(Records)

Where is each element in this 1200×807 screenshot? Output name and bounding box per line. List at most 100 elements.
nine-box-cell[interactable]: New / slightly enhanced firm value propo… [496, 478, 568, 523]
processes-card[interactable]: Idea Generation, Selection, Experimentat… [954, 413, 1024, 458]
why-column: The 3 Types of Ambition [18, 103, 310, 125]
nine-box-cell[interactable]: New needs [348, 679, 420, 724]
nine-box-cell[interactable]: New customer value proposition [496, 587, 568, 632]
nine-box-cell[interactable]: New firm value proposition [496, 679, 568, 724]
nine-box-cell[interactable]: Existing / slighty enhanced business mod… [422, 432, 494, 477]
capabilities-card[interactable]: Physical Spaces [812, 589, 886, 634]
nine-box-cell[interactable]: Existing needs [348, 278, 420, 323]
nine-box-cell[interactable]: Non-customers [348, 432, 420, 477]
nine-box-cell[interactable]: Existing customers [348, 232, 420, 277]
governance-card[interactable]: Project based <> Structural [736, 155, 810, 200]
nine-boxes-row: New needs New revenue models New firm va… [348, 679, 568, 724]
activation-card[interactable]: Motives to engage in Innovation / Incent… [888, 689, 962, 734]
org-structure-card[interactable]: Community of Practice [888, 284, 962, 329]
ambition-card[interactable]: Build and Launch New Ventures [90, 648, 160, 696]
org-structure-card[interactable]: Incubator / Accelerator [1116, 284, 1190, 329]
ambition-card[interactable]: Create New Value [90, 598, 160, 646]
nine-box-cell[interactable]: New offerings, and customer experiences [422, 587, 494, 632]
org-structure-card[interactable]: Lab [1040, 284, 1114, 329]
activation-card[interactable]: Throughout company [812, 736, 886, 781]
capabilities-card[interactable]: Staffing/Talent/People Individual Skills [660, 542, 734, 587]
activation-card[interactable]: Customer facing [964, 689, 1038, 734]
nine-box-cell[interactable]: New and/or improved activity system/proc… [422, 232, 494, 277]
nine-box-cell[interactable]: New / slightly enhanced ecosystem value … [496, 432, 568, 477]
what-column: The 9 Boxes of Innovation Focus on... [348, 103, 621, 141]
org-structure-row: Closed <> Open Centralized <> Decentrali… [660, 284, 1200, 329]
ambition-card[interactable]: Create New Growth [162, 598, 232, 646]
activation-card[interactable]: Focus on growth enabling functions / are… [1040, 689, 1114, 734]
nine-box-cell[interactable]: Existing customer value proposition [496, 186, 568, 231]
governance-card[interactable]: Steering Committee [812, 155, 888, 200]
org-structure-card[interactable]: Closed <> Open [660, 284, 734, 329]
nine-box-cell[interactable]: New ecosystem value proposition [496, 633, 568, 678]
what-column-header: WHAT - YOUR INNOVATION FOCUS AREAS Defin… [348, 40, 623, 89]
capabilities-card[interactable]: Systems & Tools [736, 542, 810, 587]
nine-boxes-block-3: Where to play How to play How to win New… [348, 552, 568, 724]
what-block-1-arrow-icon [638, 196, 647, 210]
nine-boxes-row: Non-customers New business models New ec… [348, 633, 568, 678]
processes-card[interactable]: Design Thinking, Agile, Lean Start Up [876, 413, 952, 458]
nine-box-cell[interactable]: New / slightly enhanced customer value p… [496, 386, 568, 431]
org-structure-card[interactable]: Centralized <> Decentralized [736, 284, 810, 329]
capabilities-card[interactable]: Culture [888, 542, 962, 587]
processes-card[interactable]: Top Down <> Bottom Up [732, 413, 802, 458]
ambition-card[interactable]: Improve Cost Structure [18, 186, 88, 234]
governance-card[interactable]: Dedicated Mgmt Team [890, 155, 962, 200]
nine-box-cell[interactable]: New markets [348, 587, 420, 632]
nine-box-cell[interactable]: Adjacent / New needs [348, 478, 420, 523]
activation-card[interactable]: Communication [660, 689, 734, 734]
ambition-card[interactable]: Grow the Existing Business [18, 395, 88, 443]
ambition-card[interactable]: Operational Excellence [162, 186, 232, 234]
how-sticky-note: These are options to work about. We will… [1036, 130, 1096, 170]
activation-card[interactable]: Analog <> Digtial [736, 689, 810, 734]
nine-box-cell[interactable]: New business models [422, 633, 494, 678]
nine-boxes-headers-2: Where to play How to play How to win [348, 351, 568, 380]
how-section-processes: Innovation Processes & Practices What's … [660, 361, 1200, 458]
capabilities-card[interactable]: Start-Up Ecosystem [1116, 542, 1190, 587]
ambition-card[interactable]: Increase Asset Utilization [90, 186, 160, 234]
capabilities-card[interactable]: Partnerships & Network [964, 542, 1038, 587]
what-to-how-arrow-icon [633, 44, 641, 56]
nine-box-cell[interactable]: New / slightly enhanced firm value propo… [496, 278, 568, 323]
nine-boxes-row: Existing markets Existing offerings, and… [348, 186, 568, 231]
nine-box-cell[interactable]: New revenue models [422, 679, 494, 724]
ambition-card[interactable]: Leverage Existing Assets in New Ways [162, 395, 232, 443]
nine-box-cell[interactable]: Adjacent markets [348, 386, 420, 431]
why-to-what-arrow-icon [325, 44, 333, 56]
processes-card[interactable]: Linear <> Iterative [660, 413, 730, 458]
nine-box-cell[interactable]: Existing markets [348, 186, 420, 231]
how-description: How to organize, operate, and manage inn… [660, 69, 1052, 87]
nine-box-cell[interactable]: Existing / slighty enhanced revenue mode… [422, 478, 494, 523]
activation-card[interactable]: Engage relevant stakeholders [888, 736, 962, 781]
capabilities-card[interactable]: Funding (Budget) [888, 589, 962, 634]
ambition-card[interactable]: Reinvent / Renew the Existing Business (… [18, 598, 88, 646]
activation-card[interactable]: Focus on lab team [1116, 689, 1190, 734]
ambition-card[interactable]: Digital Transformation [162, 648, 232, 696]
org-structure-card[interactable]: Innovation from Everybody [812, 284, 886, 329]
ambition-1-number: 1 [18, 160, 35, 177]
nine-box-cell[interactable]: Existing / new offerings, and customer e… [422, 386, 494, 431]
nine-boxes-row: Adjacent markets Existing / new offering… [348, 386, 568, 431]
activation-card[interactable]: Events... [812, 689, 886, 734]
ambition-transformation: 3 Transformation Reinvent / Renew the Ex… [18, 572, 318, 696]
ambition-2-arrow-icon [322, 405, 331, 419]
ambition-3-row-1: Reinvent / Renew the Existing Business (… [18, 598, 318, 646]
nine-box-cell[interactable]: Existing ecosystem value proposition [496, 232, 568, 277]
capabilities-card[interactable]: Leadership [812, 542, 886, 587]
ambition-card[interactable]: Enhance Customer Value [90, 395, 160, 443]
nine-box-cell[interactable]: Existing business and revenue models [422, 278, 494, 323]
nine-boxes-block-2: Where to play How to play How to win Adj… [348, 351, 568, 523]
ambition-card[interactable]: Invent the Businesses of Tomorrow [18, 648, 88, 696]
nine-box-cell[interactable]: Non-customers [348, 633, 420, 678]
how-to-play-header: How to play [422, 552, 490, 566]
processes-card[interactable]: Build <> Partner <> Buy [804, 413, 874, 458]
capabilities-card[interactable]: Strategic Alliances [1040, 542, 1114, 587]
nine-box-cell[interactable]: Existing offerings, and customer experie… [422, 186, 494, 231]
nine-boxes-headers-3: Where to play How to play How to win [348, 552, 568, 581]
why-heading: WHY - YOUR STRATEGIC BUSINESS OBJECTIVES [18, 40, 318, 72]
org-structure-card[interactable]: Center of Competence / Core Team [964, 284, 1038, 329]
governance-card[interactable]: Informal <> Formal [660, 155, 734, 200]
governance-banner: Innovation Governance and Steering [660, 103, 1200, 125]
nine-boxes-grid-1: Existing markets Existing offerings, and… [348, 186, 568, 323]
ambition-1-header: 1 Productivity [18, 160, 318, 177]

→ What is being asked: Could you write out all the rows again, substituting "grid-cell" for every "nine-box-cell" and leaving everything else unchanged?

→ Written answer:
Where is each element in this 1200×807 screenshot? Output name and bounding box per line. List at most 100 elements.
grid-cell[interactable]: New / slightly enhanced firm value propo… [496, 478, 568, 523]
processes-card[interactable]: Idea Generation, Selection, Experimentat… [954, 413, 1024, 458]
why-column: The 3 Types of Ambition [18, 103, 310, 125]
grid-cell[interactable]: New needs [348, 679, 420, 724]
grid-cell[interactable]: New customer value proposition [496, 587, 568, 632]
grid-cell[interactable]: New firm value proposition [496, 679, 568, 724]
grid-cell[interactable]: Existing / slighty enhanced business mod… [422, 432, 494, 477]
capabilities-card[interactable]: Physical Spaces [812, 589, 886, 634]
grid-cell[interactable]: Existing needs [348, 278, 420, 323]
grid-cell[interactable]: Non-customers [348, 432, 420, 477]
grid-cell[interactable]: Existing customers [348, 232, 420, 277]
governance-card[interactable]: Project based <> Structural [736, 155, 810, 200]
nine-boxes-row: New needs New revenue models New firm va… [348, 679, 568, 724]
activation-card[interactable]: Motives to engage in Innovation / Incent… [888, 689, 962, 734]
org-structure-card[interactable]: Community of Practice [888, 284, 962, 329]
ambition-card[interactable]: Build and Launch New Ventures [90, 648, 160, 696]
org-structure-card[interactable]: Incubator / Accelerator [1116, 284, 1190, 329]
ambition-card[interactable]: Create New Value [90, 598, 160, 646]
grid-cell[interactable]: New offerings, and customer experiences [422, 587, 494, 632]
org-structure-card[interactable]: Lab [1040, 284, 1114, 329]
activation-card[interactable]: Throughout company [812, 736, 886, 781]
capabilities-card[interactable]: Staffing/Talent/People Individual Skills [660, 542, 734, 587]
activation-card[interactable]: Customer facing [964, 689, 1038, 734]
grid-cell[interactable]: New and/or improved activity system/proc… [422, 232, 494, 277]
grid-cell[interactable]: New / slightly enhanced ecosystem value … [496, 432, 568, 477]
what-column: The 9 Boxes of Innovation Focus on... [348, 103, 621, 141]
org-structure-row: Closed <> Open Centralized <> Decentrali… [660, 284, 1200, 329]
ambition-card[interactable]: Create New Growth [162, 598, 232, 646]
activation-card[interactable]: Focus on growth enabling functions / are… [1040, 689, 1114, 734]
grid-cell[interactable]: Existing customer value proposition [496, 186, 568, 231]
governance-card[interactable]: Steering Committee [812, 155, 888, 200]
org-structure-card[interactable]: Closed <> Open [660, 284, 734, 329]
grid-cell[interactable]: New ecosystem value proposition [496, 633, 568, 678]
what-column-header: WHAT - YOUR INNOVATION FOCUS AREAS Defin… [348, 40, 623, 89]
capabilities-card[interactable]: Systems & Tools [736, 542, 810, 587]
nine-boxes-block-3: Where to play How to play How to win New… [348, 552, 568, 724]
what-block-1-arrow-icon [638, 196, 647, 210]
nine-boxes-row: Non-customers New business models New ec… [348, 633, 568, 678]
processes-card[interactable]: Design Thinking, Agile, Lean Start Up [876, 413, 952, 458]
grid-cell[interactable]: New / slightly enhanced customer value p… [496, 386, 568, 431]
org-structure-card[interactable]: Centralized <> Decentralized [736, 284, 810, 329]
capabilities-card[interactable]: Culture [888, 542, 962, 587]
processes-card[interactable]: Top Down <> Bottom Up [732, 413, 802, 458]
ambition-card[interactable]: Improve Cost Structure [18, 186, 88, 234]
governance-card[interactable]: Dedicated Mgmt Team [890, 155, 962, 200]
grid-cell[interactable]: New markets [348, 587, 420, 632]
grid-cell[interactable]: Adjacent / New needs [348, 478, 420, 523]
activation-card[interactable]: Communication [660, 689, 734, 734]
ambition-card[interactable]: Grow the Existing Business [18, 395, 88, 443]
ambition-card[interactable]: Operational Excellence [162, 186, 232, 234]
how-sticky-note: These are options to work about. We will… [1036, 130, 1096, 170]
activation-card[interactable]: Analog <> Digtial [736, 689, 810, 734]
grid-cell[interactable]: New business models [422, 633, 494, 678]
nine-boxes-headers-2: Where to play How to play How to win [348, 351, 568, 380]
how-section-processes: Innovation Processes & Practices What's … [660, 361, 1200, 458]
capabilities-card[interactable]: Start-Up Ecosystem [1116, 542, 1190, 587]
ambition-card[interactable]: Increase Asset Utilization [90, 186, 160, 234]
capabilities-card[interactable]: Partnerships & Network [964, 542, 1038, 587]
what-to-how-arrow-icon [633, 44, 641, 56]
grid-cell[interactable]: New / slightly enhanced firm value propo… [496, 278, 568, 323]
nine-boxes-row: Existing markets Existing offerings, and… [348, 186, 568, 231]
grid-cell[interactable]: New revenue models [422, 679, 494, 724]
ambition-card[interactable]: Leverage Existing Assets in New Ways [162, 395, 232, 443]
grid-cell[interactable]: Adjacent markets [348, 386, 420, 431]
why-to-what-arrow-icon [325, 44, 333, 56]
processes-card[interactable]: Linear <> Iterative [660, 413, 730, 458]
grid-cell[interactable]: Existing markets [348, 186, 420, 231]
how-description: How to organize, operate, and manage inn… [660, 69, 1052, 87]
grid-cell[interactable]: Existing / slighty enhanced revenue mode… [422, 478, 494, 523]
activation-card[interactable]: Engage relevant stakeholders [888, 736, 962, 781]
capabilities-card[interactable]: Funding (Budget) [888, 589, 962, 634]
ambition-card[interactable]: Reinvent / Renew the Existing Business (… [18, 598, 88, 646]
activation-card[interactable]: Focus on lab team [1116, 689, 1190, 734]
ambition-card[interactable]: Digital Transformation [162, 648, 232, 696]
org-structure-card[interactable]: Innovation from Everybody [812, 284, 886, 329]
ambition-1-number: 1 [18, 160, 35, 177]
grid-cell[interactable]: Existing / new offerings, and customer e… [422, 386, 494, 431]
nine-boxes-row: Adjacent markets Existing / new offering… [348, 386, 568, 431]
activation-card[interactable]: Events... [812, 689, 886, 734]
ambition-transformation: 3 Transformation Reinvent / Renew the Ex… [18, 572, 318, 696]
ambition-2-arrow-icon [322, 405, 331, 419]
ambition-3-row-1: Reinvent / Renew the Existing Business (… [18, 598, 318, 646]
grid-cell[interactable]: Existing ecosystem value proposition [496, 232, 568, 277]
capabilities-card[interactable]: Leadership [812, 542, 886, 587]
ambition-card[interactable]: Enhance Customer Value [90, 395, 160, 443]
grid-cell[interactable]: Existing business and revenue models [422, 278, 494, 323]
nine-boxes-block-2: Where to play How to play How to win Adj… [348, 351, 568, 523]
ambition-card[interactable]: Invent the Businesses of Tomorrow [18, 648, 88, 696]
grid-cell[interactable]: Non-customers [348, 633, 420, 678]
how-to-play-header: How to play [422, 552, 490, 566]
processes-card[interactable]: Build <> Partner <> Buy [804, 413, 874, 458]
capabilities-card[interactable]: Strategic Alliances [1040, 542, 1114, 587]
grid-cell[interactable]: Existing offerings, and customer experie… [422, 186, 494, 231]
nine-boxes-headers-3: Where to play How to play How to win [348, 552, 568, 581]
why-heading: WHY - YOUR STRATEGIC BUSINESS OBJECTIVES [18, 40, 318, 72]
org-structure-card[interactable]: Center of Competence / Core Team [964, 284, 1038, 329]
governance-card[interactable]: Informal <> Formal [660, 155, 734, 200]
governance-banner: Innovation Governance and Steering [660, 103, 1200, 125]
nine-boxes-grid-1: Existing markets Existing offerings, and… [348, 186, 568, 323]
ambition-1-header: 1 Productivity [18, 160, 318, 177]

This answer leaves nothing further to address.